The data –
^^^^
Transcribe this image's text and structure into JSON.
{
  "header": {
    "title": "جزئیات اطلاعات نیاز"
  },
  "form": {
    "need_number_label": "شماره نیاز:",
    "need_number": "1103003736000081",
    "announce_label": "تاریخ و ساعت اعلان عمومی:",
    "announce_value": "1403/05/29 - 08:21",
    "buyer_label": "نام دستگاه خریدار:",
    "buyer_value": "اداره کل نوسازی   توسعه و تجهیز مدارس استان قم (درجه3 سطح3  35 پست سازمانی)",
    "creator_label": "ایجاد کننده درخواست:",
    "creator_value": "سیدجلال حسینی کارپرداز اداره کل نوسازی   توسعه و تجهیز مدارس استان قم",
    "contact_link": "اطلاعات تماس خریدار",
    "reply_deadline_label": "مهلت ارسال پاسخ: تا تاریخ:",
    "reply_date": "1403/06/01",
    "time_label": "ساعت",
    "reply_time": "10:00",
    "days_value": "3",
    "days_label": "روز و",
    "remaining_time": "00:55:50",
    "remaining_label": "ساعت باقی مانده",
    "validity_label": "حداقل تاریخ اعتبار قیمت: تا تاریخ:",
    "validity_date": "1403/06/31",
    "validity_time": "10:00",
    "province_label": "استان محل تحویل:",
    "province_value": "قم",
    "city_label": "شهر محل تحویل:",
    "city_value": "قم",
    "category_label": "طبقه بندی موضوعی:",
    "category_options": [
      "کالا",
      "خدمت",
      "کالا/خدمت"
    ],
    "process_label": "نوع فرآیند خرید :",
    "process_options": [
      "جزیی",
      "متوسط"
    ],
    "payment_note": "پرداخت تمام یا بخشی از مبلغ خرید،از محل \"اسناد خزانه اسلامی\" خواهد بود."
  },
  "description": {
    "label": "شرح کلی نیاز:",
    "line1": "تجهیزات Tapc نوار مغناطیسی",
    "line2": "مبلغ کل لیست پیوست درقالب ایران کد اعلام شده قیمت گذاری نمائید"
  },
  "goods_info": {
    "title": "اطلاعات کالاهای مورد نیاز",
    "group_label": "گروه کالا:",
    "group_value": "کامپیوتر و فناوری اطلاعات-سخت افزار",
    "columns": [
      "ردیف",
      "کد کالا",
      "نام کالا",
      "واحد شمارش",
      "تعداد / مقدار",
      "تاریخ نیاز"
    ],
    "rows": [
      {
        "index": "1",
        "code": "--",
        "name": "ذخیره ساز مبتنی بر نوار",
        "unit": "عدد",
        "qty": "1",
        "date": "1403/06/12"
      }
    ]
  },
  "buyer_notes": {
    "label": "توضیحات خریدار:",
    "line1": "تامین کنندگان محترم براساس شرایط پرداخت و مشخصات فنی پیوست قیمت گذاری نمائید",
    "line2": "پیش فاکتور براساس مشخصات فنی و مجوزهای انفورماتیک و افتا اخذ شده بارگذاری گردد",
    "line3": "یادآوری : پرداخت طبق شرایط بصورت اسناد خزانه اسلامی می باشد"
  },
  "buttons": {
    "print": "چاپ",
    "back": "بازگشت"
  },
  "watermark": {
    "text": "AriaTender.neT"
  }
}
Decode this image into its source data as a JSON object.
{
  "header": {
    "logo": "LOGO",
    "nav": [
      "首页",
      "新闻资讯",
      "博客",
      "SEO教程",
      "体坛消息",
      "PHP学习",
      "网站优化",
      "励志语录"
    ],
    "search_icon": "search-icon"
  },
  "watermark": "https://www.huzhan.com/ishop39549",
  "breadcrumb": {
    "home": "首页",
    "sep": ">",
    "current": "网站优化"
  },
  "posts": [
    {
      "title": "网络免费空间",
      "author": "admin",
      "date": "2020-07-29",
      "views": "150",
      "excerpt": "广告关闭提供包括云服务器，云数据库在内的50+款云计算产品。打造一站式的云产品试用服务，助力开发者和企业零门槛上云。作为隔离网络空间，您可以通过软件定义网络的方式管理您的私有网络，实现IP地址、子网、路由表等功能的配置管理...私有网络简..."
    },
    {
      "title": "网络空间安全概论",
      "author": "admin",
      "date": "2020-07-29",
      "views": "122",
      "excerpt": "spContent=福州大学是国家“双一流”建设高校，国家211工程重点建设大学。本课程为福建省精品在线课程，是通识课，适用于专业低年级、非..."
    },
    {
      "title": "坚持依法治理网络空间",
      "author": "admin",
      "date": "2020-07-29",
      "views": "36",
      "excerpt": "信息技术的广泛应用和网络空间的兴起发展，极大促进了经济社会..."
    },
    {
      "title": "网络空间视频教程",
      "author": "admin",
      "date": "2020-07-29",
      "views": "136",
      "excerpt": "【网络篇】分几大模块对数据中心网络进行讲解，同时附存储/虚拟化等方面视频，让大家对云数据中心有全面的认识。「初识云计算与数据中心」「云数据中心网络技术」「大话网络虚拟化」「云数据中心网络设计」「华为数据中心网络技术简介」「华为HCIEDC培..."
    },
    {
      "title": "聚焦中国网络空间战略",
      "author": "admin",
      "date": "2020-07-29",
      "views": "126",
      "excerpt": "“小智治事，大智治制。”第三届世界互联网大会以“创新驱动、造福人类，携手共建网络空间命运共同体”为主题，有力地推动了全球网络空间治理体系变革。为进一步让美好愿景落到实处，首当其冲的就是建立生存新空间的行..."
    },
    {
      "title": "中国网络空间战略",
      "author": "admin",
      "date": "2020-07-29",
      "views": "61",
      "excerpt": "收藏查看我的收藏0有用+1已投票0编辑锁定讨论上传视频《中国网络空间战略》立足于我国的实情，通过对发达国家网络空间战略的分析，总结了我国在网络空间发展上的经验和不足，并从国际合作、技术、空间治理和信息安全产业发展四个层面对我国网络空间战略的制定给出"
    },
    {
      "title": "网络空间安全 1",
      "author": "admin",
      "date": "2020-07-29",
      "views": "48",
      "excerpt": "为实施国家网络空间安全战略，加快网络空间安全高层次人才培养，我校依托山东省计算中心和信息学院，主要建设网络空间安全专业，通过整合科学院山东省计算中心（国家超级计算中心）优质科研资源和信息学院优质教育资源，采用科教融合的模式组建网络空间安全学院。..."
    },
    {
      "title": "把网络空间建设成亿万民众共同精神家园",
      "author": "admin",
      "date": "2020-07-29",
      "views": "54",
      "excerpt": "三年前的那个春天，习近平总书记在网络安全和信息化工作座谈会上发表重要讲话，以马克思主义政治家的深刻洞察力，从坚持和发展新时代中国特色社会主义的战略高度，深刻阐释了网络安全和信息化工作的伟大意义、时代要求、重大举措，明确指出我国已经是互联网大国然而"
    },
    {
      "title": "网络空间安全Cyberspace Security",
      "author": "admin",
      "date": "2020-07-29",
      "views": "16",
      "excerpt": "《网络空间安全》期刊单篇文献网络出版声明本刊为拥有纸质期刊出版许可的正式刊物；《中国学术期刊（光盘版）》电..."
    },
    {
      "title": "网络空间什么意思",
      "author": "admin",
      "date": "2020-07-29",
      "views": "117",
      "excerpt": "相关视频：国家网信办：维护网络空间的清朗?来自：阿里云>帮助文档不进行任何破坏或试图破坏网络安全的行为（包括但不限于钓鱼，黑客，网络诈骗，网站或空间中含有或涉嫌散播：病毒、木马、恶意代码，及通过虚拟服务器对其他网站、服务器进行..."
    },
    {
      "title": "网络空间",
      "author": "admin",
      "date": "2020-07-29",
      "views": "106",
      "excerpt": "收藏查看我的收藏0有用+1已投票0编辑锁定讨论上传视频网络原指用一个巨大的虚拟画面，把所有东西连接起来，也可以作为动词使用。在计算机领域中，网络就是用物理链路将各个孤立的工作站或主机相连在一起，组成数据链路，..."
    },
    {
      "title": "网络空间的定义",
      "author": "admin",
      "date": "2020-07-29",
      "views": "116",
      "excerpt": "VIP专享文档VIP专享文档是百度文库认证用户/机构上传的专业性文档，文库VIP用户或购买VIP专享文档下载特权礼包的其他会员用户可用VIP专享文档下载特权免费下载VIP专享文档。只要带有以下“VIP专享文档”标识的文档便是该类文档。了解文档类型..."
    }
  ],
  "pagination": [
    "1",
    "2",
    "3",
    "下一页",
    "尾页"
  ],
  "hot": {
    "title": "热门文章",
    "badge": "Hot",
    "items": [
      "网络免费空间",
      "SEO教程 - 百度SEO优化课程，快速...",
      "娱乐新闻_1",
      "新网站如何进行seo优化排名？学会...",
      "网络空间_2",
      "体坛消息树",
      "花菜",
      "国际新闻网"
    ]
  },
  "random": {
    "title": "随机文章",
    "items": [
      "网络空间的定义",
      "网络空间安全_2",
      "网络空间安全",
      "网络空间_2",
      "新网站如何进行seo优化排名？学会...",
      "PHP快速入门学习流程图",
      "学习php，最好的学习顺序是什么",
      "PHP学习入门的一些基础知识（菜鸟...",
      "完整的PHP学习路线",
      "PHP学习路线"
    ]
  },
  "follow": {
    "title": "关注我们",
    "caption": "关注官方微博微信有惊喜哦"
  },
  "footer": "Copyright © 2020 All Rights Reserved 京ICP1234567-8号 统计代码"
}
^^^^
Direction –
All lines of the data above that include the word "قیمت" must be shown.

Answer –
    "validity_label": "حداقل تاریخ اعتبار قیمت: تا تاریخ:",
    "line2": "مبلغ کل لیست پیوست درقالب ایران کد اعلام شده قیمت گذاری نمائید"
    "line1": "تامین کنندگان محترم براساس شرایط پرداخت و مشخصات فنی پیوست قیمت گذاری نمائید",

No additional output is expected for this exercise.